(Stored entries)
-*-
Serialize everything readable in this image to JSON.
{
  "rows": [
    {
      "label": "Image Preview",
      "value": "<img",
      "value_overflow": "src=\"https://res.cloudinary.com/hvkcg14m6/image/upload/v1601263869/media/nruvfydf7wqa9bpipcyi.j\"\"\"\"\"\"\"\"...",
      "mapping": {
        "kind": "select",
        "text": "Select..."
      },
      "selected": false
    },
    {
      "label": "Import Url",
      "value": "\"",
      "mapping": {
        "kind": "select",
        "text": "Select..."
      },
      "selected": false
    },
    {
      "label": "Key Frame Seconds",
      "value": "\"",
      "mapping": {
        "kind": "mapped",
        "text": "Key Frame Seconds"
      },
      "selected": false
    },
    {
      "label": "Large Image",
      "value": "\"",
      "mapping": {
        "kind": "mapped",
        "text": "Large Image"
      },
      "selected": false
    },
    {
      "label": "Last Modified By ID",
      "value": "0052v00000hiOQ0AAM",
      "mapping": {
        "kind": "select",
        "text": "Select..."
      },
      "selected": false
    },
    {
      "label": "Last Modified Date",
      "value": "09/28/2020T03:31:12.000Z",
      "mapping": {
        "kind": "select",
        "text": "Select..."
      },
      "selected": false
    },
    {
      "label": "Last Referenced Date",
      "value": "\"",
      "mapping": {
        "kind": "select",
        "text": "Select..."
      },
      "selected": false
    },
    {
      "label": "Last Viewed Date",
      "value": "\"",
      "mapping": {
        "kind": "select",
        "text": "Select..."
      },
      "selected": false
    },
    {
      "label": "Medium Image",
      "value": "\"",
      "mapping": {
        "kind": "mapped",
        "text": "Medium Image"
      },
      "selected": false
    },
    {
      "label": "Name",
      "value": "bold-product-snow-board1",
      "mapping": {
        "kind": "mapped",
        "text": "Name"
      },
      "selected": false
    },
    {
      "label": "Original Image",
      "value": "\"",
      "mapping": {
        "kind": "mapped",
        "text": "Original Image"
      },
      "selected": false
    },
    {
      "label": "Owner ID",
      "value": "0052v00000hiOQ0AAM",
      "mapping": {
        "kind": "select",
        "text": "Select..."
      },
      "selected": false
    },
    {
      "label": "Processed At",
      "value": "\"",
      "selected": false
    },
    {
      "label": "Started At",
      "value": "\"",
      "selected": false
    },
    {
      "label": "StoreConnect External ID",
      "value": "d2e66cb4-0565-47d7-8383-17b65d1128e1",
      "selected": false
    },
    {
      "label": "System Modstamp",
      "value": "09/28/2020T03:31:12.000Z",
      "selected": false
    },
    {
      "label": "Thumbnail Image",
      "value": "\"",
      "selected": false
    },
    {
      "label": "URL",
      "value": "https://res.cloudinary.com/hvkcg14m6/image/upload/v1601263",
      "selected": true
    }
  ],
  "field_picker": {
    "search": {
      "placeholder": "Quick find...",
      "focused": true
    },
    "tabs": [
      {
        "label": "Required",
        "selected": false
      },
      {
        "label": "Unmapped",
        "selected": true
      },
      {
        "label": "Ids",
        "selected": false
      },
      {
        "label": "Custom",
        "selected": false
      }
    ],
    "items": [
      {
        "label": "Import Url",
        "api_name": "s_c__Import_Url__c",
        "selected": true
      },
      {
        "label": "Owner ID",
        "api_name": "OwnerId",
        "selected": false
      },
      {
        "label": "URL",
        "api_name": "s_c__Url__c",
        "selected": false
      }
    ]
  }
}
-*-
* **Written problem**:
Copy and report every line where the word "Date" is present.

* **Solution for this exercise**:
      "label": "Last Modified Date",
      "label": "Last Referenced Date",
      "label": "Last Viewed Date",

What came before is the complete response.